> [Instructions to follow] In the material below, find how many lines contain the string "icon". Write only that number.

> [Exercise data]
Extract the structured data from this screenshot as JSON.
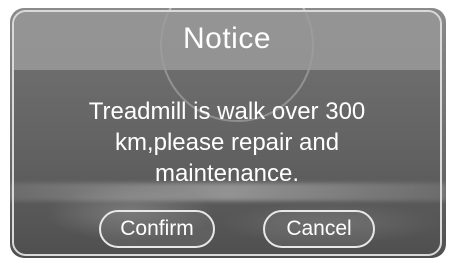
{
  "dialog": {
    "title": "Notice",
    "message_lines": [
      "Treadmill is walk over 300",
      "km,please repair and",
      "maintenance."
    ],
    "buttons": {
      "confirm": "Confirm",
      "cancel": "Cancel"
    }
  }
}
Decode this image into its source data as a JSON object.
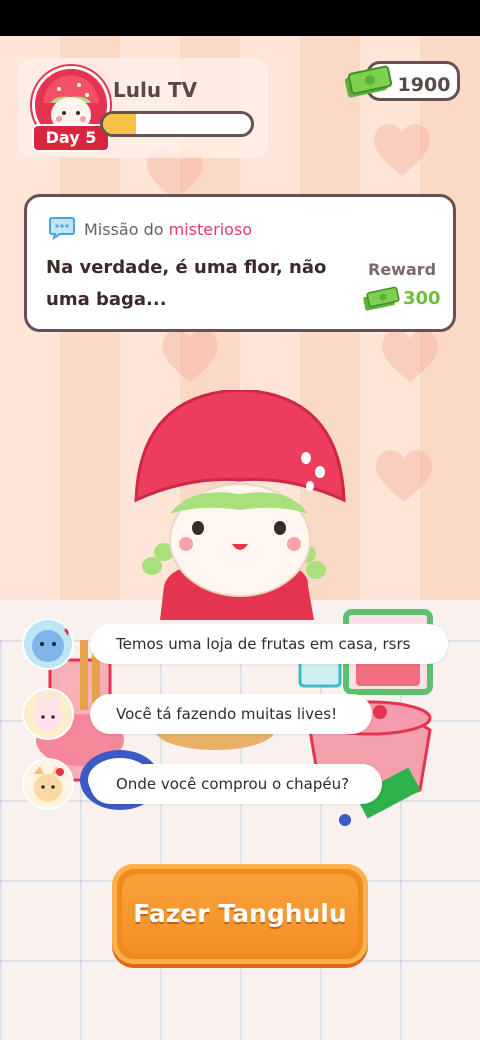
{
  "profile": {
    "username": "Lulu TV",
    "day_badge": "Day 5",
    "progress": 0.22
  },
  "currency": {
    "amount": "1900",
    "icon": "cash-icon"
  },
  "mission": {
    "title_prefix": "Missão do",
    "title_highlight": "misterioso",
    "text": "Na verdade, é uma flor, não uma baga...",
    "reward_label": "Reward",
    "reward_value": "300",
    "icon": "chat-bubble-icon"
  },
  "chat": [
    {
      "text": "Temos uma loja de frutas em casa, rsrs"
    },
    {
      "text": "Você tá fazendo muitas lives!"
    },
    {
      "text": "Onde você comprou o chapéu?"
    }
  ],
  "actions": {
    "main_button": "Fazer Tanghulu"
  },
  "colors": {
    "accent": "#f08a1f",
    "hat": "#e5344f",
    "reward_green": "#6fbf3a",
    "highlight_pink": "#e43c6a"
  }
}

> [Worked answer] 2